- _WHAT IS BEING ASKED_:
Work through the listing below and state how many of its lines hold the word "varelser". Give no other output.
________________________
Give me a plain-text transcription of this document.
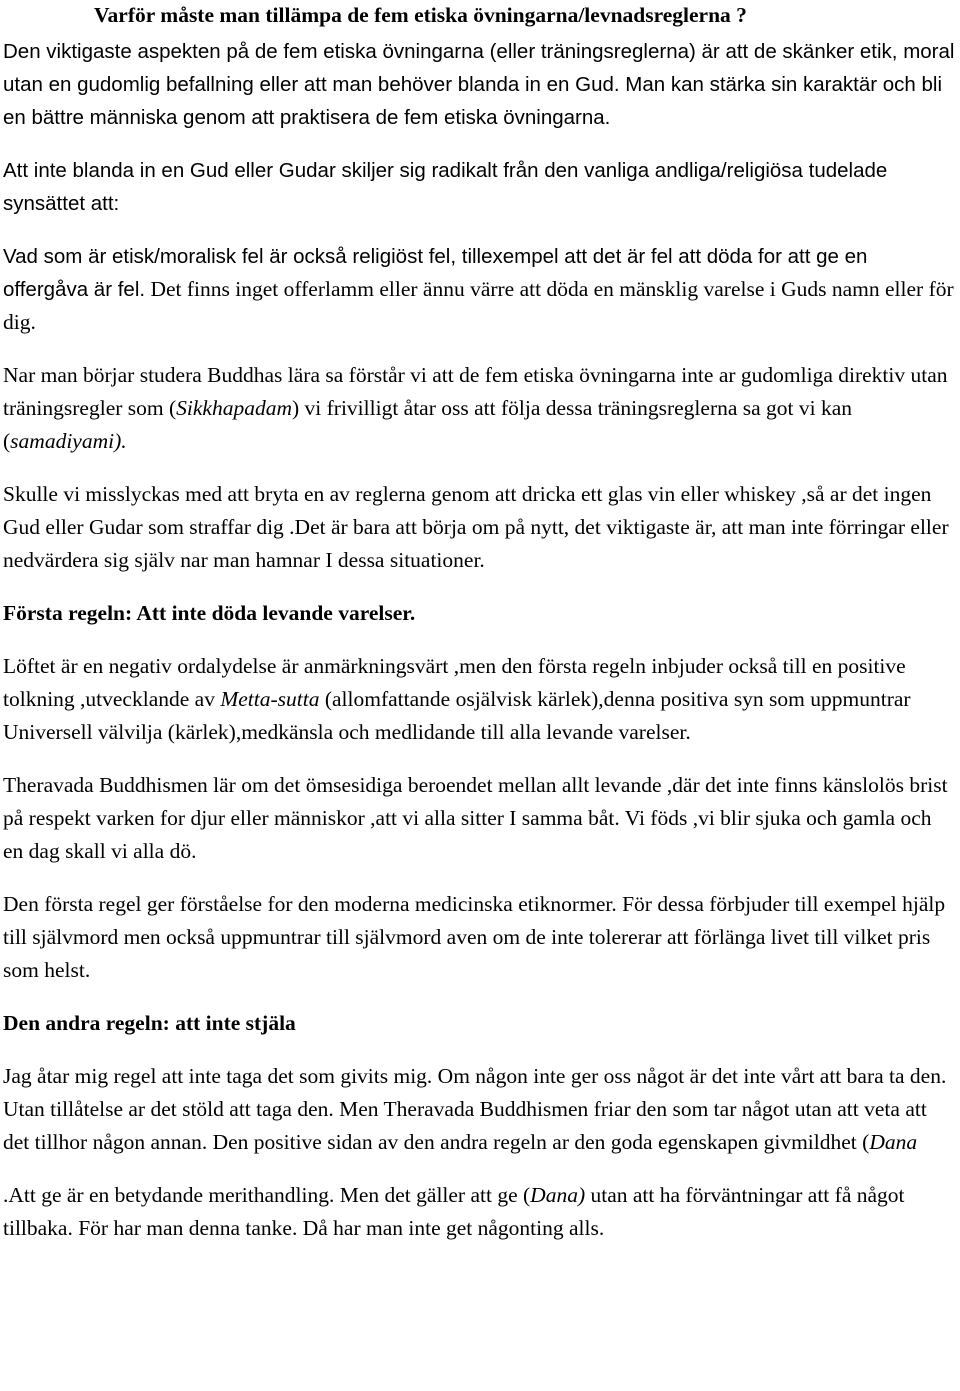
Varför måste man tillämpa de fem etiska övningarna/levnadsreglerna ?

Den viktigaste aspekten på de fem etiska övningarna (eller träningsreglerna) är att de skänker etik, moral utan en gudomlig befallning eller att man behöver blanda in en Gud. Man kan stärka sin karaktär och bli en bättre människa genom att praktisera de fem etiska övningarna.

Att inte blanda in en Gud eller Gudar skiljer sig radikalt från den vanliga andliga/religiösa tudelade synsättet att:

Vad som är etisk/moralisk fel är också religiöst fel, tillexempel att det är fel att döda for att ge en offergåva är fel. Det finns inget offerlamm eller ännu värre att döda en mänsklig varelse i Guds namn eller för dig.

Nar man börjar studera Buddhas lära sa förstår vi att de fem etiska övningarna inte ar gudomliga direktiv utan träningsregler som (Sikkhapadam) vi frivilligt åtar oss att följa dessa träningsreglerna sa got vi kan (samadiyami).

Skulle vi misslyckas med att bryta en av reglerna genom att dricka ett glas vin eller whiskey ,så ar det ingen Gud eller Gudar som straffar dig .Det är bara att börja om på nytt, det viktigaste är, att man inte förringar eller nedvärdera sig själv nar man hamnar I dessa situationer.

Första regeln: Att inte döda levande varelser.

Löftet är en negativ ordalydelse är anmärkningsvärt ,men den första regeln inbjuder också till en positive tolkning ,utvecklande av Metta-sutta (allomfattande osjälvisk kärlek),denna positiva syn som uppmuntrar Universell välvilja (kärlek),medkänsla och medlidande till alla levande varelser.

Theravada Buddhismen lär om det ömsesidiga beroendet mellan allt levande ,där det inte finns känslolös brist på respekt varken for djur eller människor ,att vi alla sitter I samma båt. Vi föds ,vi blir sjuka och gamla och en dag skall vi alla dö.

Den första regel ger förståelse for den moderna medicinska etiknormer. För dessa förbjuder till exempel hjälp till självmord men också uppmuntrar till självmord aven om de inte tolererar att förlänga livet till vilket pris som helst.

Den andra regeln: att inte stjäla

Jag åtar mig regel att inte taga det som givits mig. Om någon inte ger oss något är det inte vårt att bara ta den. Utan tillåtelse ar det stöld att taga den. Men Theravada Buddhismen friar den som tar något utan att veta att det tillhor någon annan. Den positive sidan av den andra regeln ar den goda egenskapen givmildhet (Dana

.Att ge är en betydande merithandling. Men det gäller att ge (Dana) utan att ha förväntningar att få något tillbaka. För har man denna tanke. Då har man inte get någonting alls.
________________________
- _RESULT OF THE EXERCISE_:
2